### BRIEF
Using the data below, copy each line that includes the word "กาญจนบ".

---

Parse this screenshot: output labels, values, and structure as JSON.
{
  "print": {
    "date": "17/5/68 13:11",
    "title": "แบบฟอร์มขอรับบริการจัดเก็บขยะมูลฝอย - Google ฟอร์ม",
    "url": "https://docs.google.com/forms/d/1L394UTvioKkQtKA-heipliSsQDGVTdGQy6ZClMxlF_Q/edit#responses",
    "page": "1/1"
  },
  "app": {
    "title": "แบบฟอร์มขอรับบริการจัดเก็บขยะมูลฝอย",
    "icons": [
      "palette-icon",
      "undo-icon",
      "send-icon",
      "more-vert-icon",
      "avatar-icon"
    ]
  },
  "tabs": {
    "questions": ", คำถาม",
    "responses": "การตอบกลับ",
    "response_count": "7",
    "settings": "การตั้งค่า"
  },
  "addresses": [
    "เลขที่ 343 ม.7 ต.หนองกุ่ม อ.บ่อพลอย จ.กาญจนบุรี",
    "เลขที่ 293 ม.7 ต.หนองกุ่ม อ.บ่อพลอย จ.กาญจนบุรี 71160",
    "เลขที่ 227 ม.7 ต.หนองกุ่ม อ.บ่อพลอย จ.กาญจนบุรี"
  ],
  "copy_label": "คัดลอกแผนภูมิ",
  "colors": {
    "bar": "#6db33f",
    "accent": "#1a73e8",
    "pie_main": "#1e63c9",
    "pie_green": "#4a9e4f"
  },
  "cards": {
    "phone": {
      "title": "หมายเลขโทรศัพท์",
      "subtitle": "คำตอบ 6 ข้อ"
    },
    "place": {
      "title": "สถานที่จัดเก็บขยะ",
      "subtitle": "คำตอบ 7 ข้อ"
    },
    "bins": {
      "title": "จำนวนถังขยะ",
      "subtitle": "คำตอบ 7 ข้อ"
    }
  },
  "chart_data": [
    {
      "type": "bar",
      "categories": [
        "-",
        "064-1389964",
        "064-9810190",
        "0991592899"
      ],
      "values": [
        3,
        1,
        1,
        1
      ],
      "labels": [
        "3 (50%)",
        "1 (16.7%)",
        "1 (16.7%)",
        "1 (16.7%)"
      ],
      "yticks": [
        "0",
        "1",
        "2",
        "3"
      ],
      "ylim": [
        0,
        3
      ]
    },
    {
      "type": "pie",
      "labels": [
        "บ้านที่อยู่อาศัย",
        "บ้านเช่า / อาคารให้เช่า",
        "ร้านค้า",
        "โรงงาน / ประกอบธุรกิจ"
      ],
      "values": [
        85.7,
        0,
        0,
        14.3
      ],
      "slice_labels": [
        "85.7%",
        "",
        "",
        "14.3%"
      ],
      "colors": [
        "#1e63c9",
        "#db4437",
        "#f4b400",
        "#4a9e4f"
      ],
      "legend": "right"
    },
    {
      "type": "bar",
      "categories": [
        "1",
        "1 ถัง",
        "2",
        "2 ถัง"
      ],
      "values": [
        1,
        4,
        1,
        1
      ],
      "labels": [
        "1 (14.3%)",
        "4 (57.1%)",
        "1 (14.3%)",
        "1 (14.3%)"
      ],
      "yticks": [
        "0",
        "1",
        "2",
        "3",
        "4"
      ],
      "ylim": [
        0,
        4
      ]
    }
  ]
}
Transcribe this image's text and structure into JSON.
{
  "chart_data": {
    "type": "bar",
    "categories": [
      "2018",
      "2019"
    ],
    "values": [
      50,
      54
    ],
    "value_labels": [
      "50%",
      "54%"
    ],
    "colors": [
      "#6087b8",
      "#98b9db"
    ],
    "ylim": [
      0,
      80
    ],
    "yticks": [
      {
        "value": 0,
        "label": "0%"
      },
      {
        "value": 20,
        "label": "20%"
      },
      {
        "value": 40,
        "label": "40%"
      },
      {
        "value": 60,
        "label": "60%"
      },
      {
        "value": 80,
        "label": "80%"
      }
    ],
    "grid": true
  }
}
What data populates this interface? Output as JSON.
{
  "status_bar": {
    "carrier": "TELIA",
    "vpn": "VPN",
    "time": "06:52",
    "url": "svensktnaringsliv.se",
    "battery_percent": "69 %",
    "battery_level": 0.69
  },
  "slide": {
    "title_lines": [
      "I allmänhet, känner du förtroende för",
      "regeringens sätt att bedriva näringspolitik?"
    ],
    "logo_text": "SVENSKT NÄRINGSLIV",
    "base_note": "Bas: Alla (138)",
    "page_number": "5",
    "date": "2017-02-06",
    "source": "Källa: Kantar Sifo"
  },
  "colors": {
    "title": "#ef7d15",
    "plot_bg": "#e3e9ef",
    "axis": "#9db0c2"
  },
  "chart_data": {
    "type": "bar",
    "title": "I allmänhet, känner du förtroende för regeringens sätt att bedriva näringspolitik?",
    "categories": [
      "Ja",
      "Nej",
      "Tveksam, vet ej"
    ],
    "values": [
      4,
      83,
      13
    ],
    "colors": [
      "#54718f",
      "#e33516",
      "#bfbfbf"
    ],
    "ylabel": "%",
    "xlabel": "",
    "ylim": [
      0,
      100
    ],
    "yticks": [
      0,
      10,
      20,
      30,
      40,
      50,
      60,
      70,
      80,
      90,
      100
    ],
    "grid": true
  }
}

---

### SOLUTION
    "เลขที่ 343 ม.7 ต.หนองกุ่ม อ.บ่อพลอย จ.กาญจนบุรี",
    "เลขที่ 293 ม.7 ต.หนองกุ่ม อ.บ่อพลอย จ.กาญจนบุรี 71160",
    "เลขที่ 227 ม.7 ต.หนองกุ่ม อ.บ่อพลอย จ.กาญจนบุรี"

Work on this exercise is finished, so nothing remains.